"""
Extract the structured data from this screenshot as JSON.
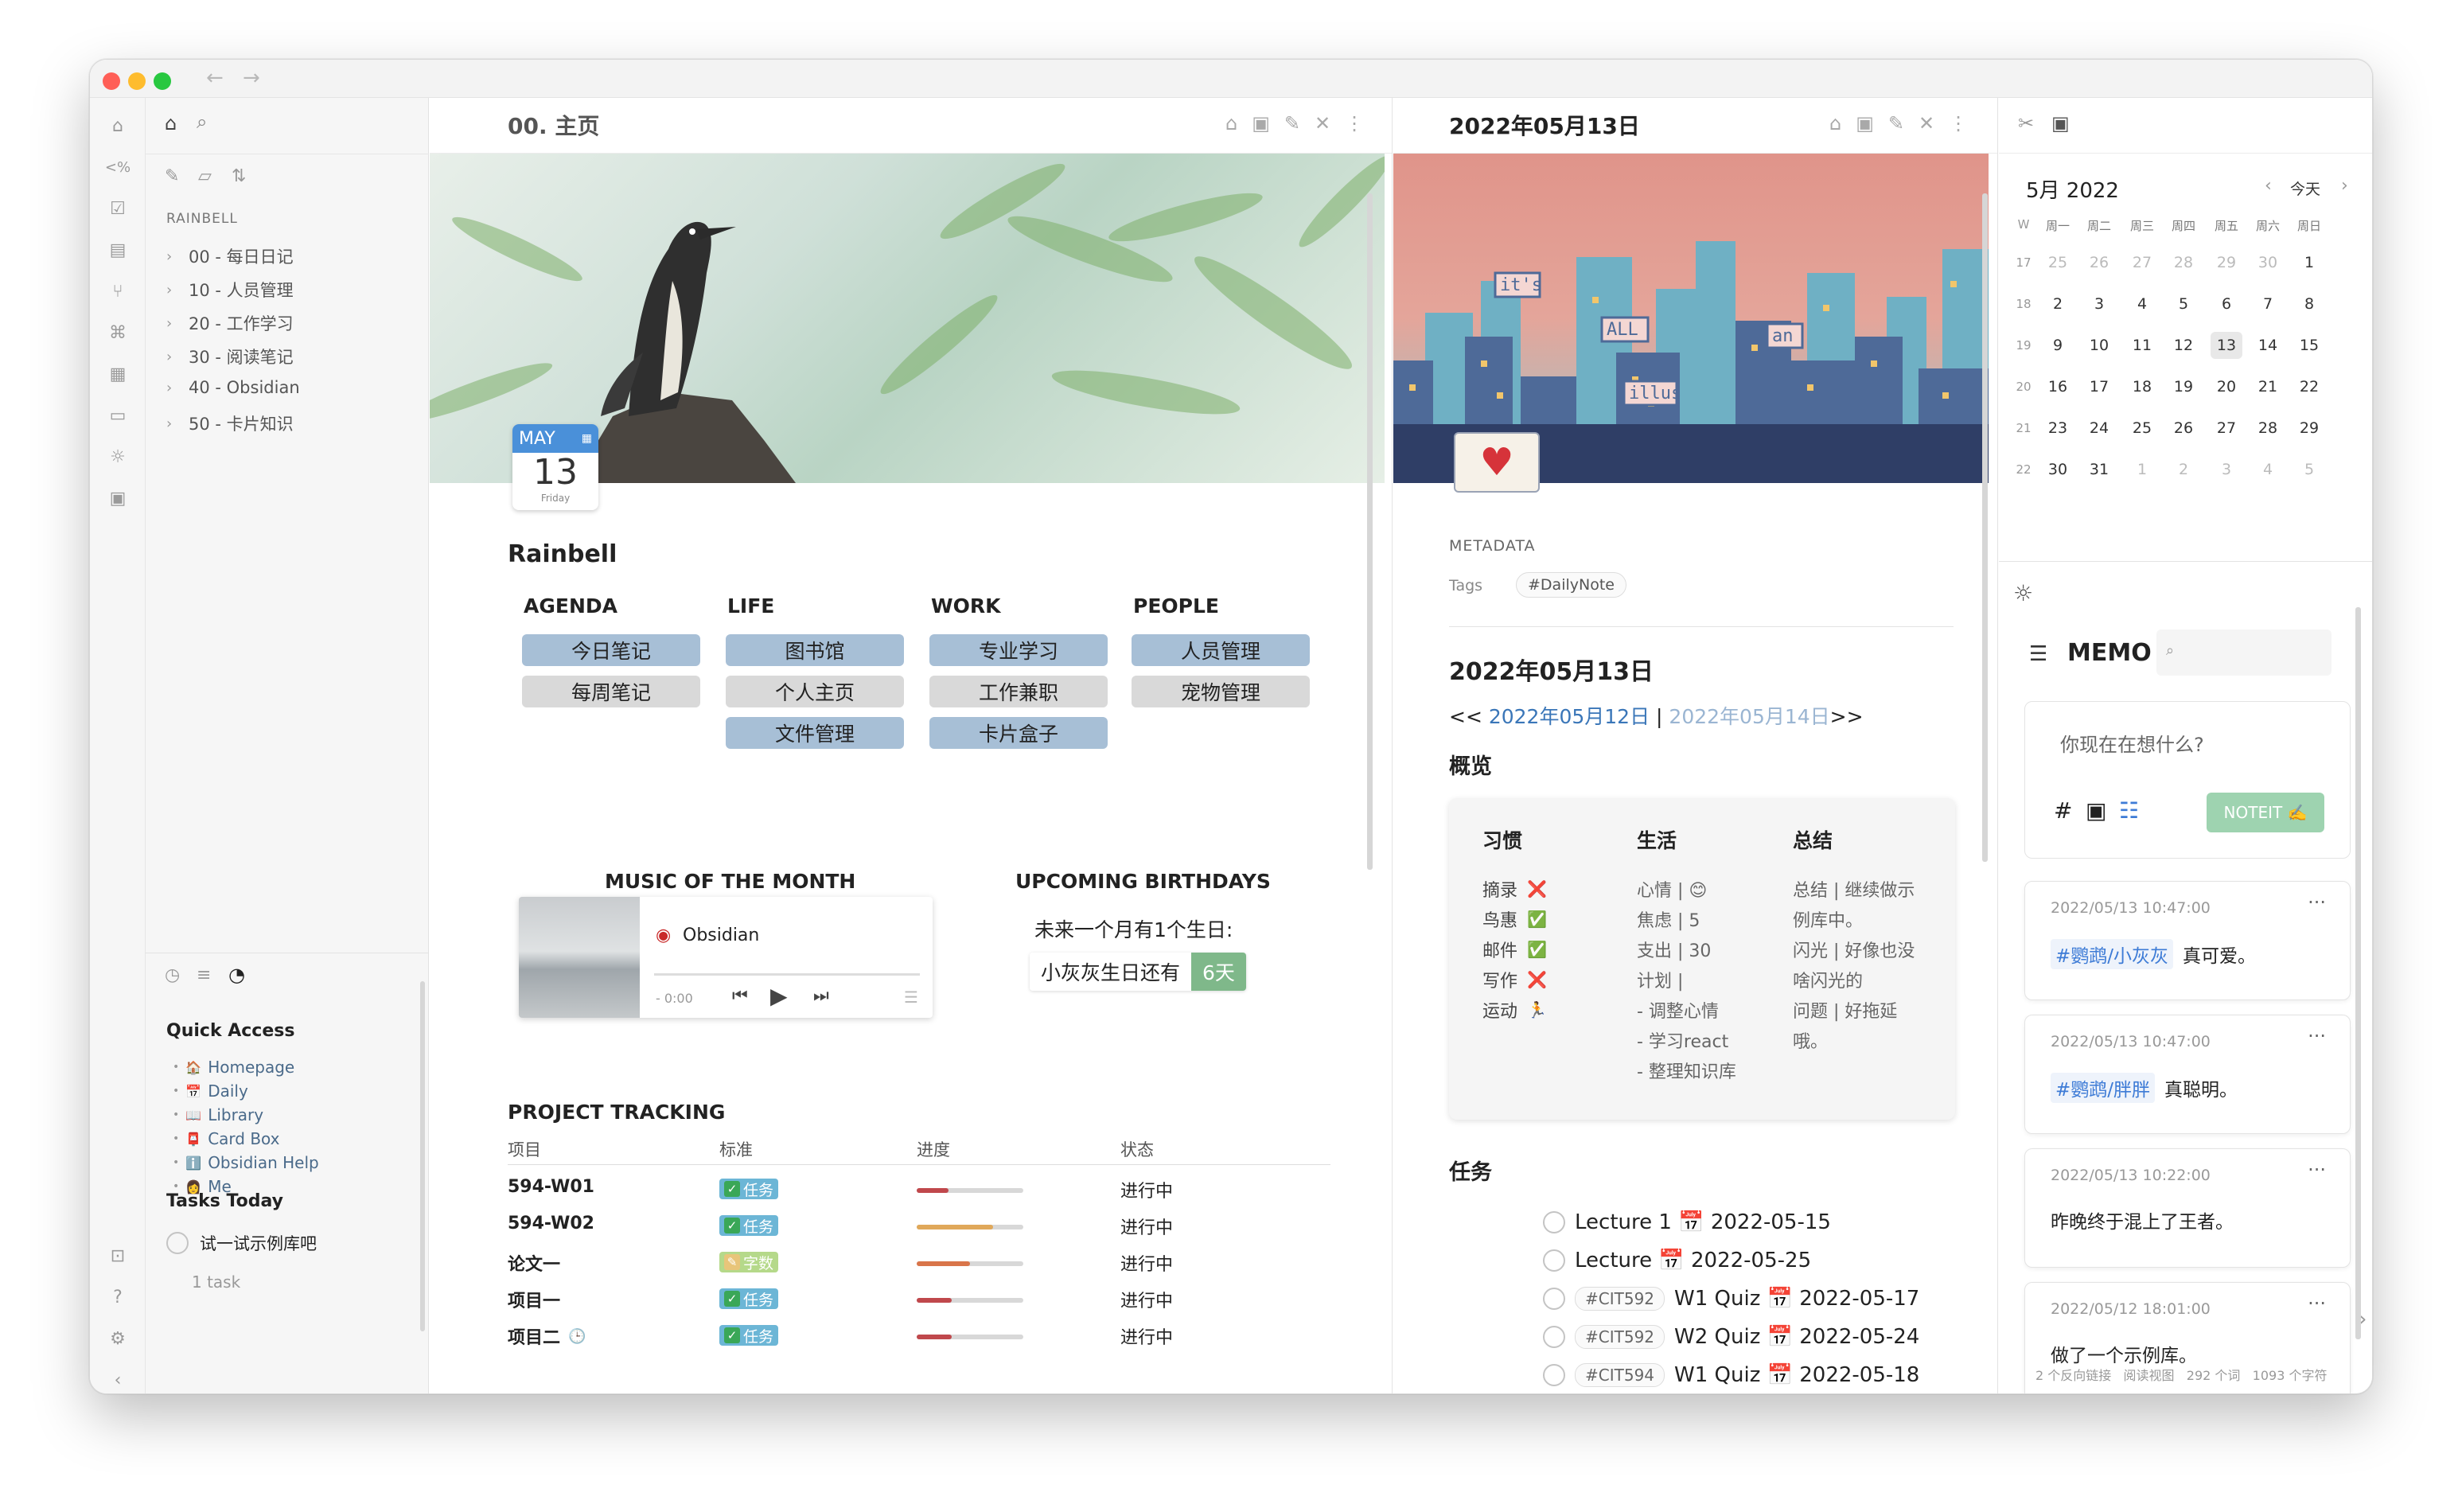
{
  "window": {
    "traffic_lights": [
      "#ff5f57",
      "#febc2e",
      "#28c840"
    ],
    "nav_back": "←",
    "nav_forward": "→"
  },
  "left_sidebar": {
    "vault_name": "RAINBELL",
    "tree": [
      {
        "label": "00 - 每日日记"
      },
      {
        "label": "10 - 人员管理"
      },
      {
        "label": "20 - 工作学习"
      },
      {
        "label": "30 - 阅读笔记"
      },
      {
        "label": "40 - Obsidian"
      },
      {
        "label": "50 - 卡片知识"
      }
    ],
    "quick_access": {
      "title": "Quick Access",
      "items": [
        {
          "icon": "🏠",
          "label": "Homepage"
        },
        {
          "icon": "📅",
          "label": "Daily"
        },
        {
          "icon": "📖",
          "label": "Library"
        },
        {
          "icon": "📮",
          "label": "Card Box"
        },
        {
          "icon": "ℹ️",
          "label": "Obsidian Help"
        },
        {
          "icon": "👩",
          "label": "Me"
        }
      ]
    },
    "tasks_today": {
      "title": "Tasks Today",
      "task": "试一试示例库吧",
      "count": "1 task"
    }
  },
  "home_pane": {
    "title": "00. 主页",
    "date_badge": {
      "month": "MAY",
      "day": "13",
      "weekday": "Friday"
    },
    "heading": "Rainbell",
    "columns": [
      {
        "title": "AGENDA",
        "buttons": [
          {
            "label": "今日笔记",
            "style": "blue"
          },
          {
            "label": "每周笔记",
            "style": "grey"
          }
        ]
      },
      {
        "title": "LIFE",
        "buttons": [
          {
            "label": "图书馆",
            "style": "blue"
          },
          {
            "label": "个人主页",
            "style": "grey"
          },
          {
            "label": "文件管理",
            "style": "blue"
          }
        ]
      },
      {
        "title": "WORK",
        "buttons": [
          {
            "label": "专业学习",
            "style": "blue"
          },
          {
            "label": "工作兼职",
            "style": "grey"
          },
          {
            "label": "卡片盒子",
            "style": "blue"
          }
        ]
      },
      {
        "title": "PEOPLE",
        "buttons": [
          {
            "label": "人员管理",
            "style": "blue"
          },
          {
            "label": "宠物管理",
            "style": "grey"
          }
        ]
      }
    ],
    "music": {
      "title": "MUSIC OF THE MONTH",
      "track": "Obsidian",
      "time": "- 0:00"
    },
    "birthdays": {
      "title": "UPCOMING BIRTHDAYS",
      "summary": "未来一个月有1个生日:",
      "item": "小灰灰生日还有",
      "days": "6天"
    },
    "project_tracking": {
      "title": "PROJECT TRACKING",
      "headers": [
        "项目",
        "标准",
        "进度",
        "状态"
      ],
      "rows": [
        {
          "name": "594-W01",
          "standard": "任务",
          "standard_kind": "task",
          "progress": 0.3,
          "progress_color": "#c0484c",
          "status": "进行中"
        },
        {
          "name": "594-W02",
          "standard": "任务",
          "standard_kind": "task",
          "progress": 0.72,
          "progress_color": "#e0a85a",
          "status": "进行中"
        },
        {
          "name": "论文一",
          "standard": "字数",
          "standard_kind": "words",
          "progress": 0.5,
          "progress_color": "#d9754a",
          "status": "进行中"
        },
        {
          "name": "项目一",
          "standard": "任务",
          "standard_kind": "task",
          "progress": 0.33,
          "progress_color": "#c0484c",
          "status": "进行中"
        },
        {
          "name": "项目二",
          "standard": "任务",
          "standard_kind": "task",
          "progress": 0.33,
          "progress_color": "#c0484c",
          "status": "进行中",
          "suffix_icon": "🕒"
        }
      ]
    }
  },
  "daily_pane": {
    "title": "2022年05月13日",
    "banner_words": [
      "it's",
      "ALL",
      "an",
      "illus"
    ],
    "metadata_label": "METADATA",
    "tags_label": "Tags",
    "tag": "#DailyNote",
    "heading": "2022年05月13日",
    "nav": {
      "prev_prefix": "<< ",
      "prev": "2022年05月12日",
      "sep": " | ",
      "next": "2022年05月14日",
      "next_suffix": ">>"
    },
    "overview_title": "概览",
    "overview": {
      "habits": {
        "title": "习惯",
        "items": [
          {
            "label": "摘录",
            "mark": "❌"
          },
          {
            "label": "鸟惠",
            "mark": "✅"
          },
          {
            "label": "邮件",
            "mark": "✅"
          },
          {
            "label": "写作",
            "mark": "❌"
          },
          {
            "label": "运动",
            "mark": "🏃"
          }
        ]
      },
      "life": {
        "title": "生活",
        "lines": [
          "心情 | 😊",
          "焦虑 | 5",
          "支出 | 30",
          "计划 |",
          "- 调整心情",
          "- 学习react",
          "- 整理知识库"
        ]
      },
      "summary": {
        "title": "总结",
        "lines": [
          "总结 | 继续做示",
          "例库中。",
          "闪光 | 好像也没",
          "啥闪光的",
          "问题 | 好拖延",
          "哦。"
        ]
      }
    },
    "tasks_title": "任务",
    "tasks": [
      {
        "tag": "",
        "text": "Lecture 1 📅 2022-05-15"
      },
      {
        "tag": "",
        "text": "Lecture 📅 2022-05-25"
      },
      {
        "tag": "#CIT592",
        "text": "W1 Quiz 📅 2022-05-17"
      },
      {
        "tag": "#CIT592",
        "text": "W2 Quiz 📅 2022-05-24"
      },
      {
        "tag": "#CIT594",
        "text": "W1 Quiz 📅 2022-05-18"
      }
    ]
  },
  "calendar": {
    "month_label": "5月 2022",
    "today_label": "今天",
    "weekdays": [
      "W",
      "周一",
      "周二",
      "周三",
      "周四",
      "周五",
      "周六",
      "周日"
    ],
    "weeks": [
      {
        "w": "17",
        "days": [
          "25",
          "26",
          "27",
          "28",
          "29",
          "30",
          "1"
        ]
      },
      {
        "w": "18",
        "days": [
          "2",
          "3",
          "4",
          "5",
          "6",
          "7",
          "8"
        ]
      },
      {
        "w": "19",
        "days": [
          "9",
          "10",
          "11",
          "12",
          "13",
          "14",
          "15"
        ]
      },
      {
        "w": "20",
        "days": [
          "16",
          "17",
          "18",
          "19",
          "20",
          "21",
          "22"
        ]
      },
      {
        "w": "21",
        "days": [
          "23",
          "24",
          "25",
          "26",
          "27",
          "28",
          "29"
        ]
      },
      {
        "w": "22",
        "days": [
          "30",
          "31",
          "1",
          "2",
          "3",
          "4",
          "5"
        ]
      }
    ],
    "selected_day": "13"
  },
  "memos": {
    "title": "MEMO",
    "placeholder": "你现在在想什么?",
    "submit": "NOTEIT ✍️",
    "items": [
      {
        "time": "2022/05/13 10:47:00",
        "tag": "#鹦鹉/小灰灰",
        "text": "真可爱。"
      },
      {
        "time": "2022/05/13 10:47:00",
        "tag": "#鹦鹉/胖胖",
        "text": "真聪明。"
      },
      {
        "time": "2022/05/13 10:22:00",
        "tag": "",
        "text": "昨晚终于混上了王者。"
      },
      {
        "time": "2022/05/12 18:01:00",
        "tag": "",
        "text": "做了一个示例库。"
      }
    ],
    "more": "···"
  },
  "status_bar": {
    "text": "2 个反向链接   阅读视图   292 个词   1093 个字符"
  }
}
"""
"""
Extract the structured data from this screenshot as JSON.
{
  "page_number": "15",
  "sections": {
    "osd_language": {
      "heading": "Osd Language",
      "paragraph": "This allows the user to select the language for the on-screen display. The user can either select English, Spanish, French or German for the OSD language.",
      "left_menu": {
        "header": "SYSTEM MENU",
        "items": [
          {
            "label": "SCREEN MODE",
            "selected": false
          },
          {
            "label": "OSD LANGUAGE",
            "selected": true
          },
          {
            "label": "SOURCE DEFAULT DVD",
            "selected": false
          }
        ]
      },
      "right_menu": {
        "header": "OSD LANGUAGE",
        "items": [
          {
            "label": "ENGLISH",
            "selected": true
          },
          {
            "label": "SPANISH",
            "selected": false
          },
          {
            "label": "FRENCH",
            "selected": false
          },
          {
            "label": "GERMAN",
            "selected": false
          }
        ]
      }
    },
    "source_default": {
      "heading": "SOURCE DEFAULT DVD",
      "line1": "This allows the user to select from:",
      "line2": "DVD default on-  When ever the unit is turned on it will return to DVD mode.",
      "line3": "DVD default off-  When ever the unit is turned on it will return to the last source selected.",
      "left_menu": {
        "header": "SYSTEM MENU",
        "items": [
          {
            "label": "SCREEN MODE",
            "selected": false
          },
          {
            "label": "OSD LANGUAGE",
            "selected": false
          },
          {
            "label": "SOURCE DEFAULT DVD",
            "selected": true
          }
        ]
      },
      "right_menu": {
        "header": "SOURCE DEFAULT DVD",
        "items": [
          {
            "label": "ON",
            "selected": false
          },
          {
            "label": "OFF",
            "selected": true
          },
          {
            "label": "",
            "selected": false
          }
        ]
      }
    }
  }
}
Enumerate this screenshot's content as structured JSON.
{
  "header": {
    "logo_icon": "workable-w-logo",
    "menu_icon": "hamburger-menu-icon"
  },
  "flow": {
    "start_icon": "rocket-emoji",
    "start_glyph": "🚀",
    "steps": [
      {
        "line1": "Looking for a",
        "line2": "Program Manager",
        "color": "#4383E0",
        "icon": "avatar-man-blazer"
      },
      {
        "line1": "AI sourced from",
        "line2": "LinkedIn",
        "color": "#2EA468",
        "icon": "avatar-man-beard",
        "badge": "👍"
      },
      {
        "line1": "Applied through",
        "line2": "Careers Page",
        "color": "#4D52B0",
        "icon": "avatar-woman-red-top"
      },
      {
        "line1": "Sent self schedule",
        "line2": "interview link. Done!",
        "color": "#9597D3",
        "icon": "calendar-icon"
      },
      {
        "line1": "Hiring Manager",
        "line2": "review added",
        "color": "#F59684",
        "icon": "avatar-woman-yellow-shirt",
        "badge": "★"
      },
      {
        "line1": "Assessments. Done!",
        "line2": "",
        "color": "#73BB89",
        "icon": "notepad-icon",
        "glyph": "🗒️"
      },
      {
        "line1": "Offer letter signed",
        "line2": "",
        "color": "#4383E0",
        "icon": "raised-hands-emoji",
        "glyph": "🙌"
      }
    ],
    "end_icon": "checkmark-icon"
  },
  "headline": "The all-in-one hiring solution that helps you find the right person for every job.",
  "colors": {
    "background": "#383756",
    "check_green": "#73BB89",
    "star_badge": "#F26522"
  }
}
"""
◆ Problem description ◆
Scan the listing above. Gather each line that contains the word "user".

◆ Final result ◆
      "paragraph": "This allows the user to select the language for the on-screen display. The user can either select English, Spanish, French or German for the OSD language.",
      "line1": "This allows the user to select from:",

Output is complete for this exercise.